_Given task_:
Every line of the records below should be restated exactly.

◆ ◆ ◆ ◆ ◆

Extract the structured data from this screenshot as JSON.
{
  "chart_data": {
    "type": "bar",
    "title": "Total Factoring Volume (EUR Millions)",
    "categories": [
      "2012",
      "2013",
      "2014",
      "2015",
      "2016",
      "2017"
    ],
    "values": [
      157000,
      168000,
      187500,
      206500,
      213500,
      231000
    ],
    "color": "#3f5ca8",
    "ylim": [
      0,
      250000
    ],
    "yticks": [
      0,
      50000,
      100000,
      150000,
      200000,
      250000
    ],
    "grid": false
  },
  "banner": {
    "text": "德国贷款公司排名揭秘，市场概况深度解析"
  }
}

◆ ◆ ◆ ◆ ◆

_Result_:
Extract the structured data from this screenshot as JSON.
{
  "chart_data": {
    "type": "bar",
    "title": "Total Factoring Volume (EUR Millions)",
    "categories": [
      "2012",
      "2013",
      "2014",
      "2015",
      "2016",
      "2017"
    ],
    "values": [
      157000,
      168000,
      187500,
      206500,
      213500,
      231000
    ],
    "color": "#3f5ca8",
    "ylim": [
      0,
      250000
    ],
    "yticks": [
      0,
      50000,
      100000,
      150000,
      200000,
      250000
    ],
    "grid": false
  },
  "banner": {
    "text": "德国贷款公司排名揭秘，市场概况深度解析"
  }
}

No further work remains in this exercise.